──────── Provided records ────────
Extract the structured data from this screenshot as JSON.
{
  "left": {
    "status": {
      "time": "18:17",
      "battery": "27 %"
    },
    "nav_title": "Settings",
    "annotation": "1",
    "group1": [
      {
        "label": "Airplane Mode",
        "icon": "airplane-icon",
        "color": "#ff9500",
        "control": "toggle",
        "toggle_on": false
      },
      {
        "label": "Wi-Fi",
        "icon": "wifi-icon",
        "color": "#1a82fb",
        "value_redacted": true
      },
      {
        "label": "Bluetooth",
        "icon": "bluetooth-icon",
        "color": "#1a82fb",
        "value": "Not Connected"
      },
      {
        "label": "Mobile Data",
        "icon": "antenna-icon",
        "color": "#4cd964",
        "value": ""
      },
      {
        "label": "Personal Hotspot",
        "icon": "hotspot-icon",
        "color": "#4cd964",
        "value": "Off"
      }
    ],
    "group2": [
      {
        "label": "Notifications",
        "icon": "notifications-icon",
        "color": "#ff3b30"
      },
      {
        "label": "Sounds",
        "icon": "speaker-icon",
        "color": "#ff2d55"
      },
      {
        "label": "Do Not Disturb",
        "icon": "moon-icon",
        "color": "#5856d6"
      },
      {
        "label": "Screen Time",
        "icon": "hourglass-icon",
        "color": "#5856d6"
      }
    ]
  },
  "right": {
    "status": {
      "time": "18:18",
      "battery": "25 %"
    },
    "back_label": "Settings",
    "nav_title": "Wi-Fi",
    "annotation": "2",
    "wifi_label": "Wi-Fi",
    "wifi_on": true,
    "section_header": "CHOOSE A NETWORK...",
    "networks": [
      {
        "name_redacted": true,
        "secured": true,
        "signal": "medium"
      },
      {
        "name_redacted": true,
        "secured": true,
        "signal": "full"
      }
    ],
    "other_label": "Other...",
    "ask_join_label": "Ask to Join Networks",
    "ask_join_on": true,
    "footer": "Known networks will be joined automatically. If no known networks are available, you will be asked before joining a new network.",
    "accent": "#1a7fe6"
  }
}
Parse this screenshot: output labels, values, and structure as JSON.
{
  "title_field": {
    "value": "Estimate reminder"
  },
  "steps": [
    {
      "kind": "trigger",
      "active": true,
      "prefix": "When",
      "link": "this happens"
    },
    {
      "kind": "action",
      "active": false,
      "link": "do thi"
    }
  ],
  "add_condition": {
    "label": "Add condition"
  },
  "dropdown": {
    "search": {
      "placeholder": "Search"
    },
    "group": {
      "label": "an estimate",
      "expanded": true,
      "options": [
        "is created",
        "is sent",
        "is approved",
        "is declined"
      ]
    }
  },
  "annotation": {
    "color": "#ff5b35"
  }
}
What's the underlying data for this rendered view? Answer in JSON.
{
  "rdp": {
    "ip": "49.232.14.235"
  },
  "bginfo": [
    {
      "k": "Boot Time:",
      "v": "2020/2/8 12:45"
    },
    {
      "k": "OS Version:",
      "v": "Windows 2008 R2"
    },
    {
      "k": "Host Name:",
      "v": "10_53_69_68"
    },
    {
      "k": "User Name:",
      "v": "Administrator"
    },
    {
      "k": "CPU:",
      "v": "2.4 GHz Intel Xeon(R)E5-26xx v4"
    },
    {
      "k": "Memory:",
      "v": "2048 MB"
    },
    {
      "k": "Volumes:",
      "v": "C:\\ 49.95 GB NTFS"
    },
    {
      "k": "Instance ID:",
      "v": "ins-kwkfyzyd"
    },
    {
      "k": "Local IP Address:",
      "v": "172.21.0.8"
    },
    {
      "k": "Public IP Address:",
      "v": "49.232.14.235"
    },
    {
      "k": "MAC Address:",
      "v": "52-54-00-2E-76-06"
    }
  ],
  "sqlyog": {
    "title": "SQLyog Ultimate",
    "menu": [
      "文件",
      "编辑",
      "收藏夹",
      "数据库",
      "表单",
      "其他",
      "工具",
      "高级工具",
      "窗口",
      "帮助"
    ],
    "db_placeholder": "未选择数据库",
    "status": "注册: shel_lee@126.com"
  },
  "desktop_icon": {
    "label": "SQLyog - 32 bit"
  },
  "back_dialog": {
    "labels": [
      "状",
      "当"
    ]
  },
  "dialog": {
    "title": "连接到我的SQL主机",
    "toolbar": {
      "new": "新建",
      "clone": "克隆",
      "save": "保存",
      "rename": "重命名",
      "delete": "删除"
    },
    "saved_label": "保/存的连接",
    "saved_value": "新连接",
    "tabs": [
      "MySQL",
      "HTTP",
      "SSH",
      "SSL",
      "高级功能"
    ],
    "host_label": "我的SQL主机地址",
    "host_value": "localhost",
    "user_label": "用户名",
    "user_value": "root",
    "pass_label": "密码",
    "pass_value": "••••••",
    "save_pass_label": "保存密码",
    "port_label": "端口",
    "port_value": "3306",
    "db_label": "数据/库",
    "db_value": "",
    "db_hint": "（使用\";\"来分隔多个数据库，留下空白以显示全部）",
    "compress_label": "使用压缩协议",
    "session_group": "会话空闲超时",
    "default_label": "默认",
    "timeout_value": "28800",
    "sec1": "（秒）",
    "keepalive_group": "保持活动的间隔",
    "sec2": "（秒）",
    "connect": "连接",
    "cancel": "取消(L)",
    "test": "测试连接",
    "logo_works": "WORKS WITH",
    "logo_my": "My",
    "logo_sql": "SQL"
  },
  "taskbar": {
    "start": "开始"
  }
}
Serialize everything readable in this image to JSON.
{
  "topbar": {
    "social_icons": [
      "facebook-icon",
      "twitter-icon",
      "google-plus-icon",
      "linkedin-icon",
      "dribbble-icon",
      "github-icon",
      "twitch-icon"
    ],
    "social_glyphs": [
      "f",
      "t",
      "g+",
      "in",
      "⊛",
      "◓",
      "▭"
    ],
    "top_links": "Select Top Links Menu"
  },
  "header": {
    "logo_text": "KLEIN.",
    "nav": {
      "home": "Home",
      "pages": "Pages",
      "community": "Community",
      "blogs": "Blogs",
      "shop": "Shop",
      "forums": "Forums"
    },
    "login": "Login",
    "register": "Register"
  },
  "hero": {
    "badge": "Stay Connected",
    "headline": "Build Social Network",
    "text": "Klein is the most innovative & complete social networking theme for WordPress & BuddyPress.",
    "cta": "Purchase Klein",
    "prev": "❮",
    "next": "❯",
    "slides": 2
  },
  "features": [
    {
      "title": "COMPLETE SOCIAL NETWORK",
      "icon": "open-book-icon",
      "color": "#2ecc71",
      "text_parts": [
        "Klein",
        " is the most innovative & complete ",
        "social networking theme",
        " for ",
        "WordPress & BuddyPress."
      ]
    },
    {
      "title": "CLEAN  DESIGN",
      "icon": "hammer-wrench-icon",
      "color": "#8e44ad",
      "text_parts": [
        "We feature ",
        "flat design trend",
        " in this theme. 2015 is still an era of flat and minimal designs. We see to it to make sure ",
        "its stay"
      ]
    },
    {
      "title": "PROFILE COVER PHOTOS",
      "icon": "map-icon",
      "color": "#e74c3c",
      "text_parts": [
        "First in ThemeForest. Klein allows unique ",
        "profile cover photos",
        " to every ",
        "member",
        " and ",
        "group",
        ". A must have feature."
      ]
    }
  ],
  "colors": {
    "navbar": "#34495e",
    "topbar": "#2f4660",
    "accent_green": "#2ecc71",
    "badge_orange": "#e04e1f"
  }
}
────────
» Exercise instructions:
Copy every line from the records above that contains the word "most".

» Written answer:
    "text": "Klein is the most innovative & complete social networking theme for WordPress & BuddyPress.",
        " is the most innovative & complete ",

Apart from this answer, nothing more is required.